[Collected data]
------

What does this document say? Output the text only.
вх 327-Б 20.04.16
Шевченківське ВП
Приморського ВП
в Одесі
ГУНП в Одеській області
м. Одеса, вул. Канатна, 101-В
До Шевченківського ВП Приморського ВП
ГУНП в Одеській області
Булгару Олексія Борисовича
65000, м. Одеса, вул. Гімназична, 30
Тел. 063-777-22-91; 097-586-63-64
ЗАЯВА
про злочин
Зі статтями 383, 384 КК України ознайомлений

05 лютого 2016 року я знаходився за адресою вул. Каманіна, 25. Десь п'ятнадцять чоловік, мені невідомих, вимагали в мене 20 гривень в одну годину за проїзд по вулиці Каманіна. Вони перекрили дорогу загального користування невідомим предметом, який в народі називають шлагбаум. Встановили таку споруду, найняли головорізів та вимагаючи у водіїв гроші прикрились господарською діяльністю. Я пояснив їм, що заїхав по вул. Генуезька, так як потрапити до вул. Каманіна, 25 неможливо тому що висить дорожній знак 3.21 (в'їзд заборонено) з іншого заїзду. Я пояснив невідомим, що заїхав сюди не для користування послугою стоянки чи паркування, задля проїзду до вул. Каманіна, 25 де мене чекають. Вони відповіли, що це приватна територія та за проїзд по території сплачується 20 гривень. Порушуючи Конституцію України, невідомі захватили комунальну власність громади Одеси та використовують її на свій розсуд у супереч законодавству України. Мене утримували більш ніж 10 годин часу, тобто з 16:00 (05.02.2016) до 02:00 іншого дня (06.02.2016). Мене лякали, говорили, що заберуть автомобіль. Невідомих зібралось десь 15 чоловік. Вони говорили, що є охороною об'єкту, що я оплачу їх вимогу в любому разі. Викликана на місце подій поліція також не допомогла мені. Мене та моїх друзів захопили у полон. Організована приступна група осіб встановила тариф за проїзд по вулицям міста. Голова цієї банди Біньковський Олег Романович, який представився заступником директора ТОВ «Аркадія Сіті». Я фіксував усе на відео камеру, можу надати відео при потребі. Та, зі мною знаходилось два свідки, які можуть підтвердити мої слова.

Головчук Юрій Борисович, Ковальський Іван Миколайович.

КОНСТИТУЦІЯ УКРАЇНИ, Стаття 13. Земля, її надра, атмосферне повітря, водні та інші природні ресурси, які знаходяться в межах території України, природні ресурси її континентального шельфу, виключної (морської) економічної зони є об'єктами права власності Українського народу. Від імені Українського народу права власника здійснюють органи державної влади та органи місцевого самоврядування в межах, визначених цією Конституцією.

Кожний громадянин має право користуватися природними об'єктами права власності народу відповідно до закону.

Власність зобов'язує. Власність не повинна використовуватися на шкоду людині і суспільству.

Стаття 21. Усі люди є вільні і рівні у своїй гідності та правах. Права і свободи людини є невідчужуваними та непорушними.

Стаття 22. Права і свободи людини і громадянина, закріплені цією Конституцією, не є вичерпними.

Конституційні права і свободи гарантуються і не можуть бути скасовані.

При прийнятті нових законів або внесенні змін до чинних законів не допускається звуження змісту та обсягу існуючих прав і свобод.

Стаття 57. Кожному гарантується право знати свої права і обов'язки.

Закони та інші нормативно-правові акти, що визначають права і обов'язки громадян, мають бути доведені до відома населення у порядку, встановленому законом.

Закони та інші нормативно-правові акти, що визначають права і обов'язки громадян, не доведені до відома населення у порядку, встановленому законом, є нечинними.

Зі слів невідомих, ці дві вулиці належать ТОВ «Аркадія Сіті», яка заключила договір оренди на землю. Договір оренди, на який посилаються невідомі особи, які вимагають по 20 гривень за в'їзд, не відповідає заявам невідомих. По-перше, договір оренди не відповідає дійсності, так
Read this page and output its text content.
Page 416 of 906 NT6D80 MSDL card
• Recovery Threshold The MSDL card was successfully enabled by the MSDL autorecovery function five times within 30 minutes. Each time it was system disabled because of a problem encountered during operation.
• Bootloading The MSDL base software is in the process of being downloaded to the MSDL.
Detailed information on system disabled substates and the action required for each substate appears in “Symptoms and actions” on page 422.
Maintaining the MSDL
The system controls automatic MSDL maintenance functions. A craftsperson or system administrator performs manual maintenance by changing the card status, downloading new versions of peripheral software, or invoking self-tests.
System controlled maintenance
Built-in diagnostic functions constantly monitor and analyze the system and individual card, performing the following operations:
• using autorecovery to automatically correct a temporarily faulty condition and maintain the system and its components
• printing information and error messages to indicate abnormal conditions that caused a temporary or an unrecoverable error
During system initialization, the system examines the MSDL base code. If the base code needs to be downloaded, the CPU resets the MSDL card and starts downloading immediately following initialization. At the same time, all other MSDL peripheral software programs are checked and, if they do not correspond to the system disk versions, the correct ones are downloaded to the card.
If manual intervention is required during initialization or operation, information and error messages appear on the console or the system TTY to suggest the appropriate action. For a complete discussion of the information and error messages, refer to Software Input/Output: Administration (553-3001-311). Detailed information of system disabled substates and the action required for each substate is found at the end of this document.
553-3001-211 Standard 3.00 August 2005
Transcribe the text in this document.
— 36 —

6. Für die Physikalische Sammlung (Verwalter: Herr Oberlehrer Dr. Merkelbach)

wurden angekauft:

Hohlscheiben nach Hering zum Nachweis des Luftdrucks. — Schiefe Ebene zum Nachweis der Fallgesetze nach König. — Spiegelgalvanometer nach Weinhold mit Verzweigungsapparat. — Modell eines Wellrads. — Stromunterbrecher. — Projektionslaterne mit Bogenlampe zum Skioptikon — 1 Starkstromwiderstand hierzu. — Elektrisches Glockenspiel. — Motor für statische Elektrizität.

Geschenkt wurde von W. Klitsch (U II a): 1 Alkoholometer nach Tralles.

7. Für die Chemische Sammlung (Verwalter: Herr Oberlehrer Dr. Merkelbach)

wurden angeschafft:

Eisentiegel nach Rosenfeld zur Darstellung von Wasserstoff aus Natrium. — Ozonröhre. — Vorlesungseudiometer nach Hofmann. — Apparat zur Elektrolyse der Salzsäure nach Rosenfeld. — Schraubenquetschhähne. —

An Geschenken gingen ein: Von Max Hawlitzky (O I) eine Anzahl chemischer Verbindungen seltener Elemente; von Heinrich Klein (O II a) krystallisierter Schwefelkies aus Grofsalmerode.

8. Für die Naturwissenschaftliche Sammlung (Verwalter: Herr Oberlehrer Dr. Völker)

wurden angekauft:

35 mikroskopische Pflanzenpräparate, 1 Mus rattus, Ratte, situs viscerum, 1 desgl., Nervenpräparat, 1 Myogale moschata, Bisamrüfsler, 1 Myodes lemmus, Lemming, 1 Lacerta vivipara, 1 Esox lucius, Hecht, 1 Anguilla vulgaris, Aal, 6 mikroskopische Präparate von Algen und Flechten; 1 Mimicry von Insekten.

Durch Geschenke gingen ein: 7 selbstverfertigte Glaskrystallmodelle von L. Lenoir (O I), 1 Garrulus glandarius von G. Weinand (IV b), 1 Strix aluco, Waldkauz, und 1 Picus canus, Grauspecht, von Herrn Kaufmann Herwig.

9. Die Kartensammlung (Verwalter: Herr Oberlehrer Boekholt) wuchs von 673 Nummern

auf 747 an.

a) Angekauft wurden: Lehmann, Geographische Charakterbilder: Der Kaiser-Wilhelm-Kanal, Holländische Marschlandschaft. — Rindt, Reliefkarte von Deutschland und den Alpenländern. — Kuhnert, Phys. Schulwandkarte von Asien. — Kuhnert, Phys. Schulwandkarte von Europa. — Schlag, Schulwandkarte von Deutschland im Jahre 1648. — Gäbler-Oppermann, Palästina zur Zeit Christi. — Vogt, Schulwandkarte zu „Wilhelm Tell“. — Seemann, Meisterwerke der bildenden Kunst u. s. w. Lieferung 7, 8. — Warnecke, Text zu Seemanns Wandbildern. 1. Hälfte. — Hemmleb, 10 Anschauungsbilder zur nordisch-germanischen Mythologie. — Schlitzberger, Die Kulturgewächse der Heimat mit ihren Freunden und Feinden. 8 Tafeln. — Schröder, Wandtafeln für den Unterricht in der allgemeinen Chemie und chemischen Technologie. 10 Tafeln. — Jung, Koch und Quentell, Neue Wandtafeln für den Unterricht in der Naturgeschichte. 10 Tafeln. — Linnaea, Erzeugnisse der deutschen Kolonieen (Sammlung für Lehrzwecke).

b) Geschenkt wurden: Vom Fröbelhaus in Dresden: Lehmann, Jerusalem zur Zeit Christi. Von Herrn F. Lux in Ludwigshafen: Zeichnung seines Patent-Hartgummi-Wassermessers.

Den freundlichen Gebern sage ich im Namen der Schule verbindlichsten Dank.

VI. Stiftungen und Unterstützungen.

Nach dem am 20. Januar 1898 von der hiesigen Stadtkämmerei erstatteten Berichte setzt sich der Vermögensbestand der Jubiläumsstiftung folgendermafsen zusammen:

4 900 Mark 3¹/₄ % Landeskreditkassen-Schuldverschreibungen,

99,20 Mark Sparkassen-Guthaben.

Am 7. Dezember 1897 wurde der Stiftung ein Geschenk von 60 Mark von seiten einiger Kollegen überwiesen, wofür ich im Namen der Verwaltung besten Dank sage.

------

_EXERCISE_
How many lines in the records hold the string "свободи"? Reply with the number alone.

_RESPONSE TO THIS EXERCISE_
3